_Stated problem 1:_
Answer these questions from the post on Gus Van Sant:
(a) Which film does it name as Van Sant's best?
(b) At what number does the TSPDT consensus place Elephant?
(c) How many total archiveable films does it list for Van Sant?
_Stated problem 2:_
Using the post on Gus Van Sant, mark each statement yes or no and quote the words that settle it:
(a) Van Sant has one film in the top 500.
(b) My Own Private Idaho currently sits at #578 in the TSPDT top 1000.
(c) Films from 2009/2010 and newer count fully in the ranking.

_Article:_
++++++++++

Van Sant. So Gus Van Sant is the first auteur on my list not to have a top 500 film. They (top 500 films that haven’t had their director mentioned by my previous 135 directors on this list) are getting rarer and rarer. But Van Sant’s case is still strong because he has 3 films that land in the top 100 of their respective decade (also getting rarer) and all three of Van Sant’s 3 top 100 of the decade films are at least 10 years old (I have that 10 year moratorium so everything 2009/2010 and newer doesn’t count for much unless I’m breaking ties). Van Sant’s case is also aided by the distinct voice he lends to his films—even a bad Van Sant film is specific to his voice.
Best film: Elephant. I think all of Van Sant’s top 4 films have a case here but as much as I admire the other three- Van Sant’s death trilogy (more below) is what separates him from being just a really good director (and makes him an ambitious auteur) and Elephant is the best of the death trilogy. The rolling tracking shots, non-professional actors—there are brilliant aesthetic and formal choices all over the place here that I appreciate.
total archiveable films: 8
top 100 films: 0
top 500 films: 0
top 100 films of the decade: 3 (Drugstore Cowboy, Good Will Hunting, Elephant)
most overrated: I guess technically it’s Elephant. It is in my top 550 (I only listed up to 500) but the TSPDT consensus has it at #460—still- not a big deal—I like that slot.
most underrated: Drugstore Cowboy needs to be somewhere in the TSPDT top 1000 and it isn’t. Van Sant’s only other film in the TSPDT top 1000 after Elephant is My Own Private Idaho– currently at #578
- Features early work from go-to DP for Wes Anderson- Robert Yeoman
- Certainly an updated take on Bonnie and Clyde (complete with impotency references)- really nice touch
- Great jazz score
- Van Sant’s content/narrative auteur mark and obsessions- youth (specifically troubled youth) exploration in full effect here
- The best part of the film, which I love, is the reoccurring dream sequences of objects floating in blank (usually black) background with voice over. It starts from the beginning with prior to the film (which is really a full flashback). Really nice film form and stylistic touch
gem I want to spotlight: Paranoid Park and Last Days. I’m cheating with two films- this is indie-cinema at its finest—ambitious, divergent from the Hollywood’s norm (show Last Days to someone who doesn’t watch any indie or foreign cinema and tell them it’s a biopic and watch them lose their mind- haha!).

++++++++++

[Box coordinate listings]
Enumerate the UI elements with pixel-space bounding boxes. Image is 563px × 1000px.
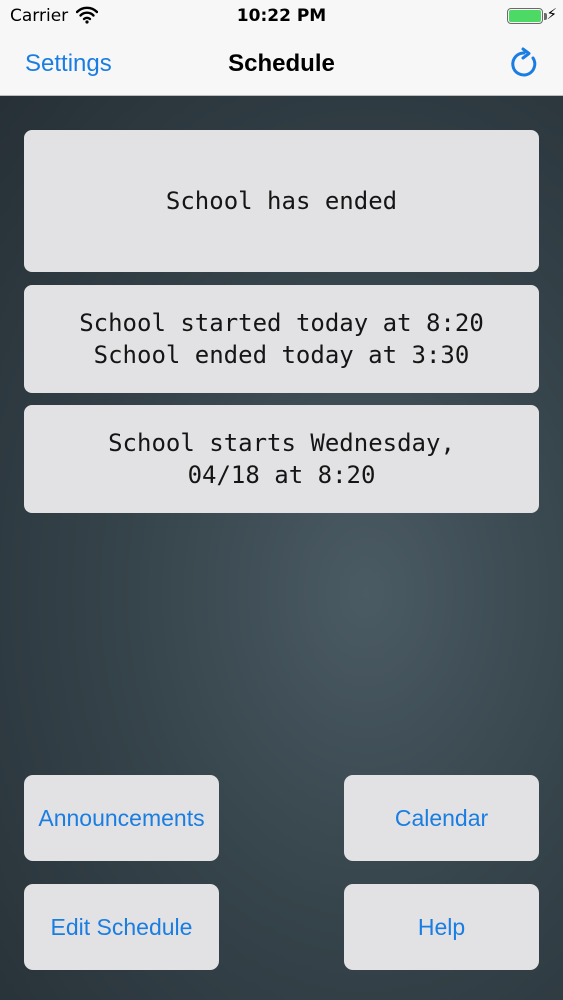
today-end-text: School ended today at 3:30 xyxy=(93,341,470,369)
next-date-text: 04/18 at 8:20 xyxy=(187,461,376,489)
status-bar: Carrier 10:22 PM ⚡ xyxy=(0,0,563,32)
status-time: 10:22 PM xyxy=(236,6,327,26)
next-day-text: School starts Wednesday, xyxy=(108,429,455,457)
bolt-icon: ⚡ xyxy=(546,5,557,23)
edit-schedule-button[interactable]: Edit Schedule xyxy=(24,884,219,970)
today-start-text: School started today at 8:20 xyxy=(79,309,484,337)
settings-button[interactable]: Settings xyxy=(25,50,112,78)
schedule-content: School has ended School started today at… xyxy=(0,96,563,1000)
battery-icon xyxy=(507,8,543,24)
status-card: School has ended xyxy=(24,130,539,272)
status-text: School has ended xyxy=(165,187,398,215)
calendar-button[interactable]: Calendar xyxy=(344,775,539,861)
navigation-bar: Settings Schedule xyxy=(0,32,563,96)
next-day-card: School starts Wednesday, 04/18 at 8:20 xyxy=(24,405,539,513)
today-card: School started today at 8:20 School ende… xyxy=(24,285,539,393)
announcements-button[interactable]: Announcements xyxy=(24,775,219,861)
help-button[interactable]: Help xyxy=(344,884,539,970)
refresh-icon[interactable] xyxy=(506,46,542,82)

++++++++++

_Task answer 1:_
(a) Elephant
(b) #460
(c) 8

_Task answer 2:_
(a) No: "top 500 films: 0"
(b) Yes: "Van Sant’s only other film in the TSPDT top 1000 after Elephant is My Own Private Idaho– currently at #578"
(c) No: "everything 2009/2010 and newer doesn’t count for much unless I’m breaking ties"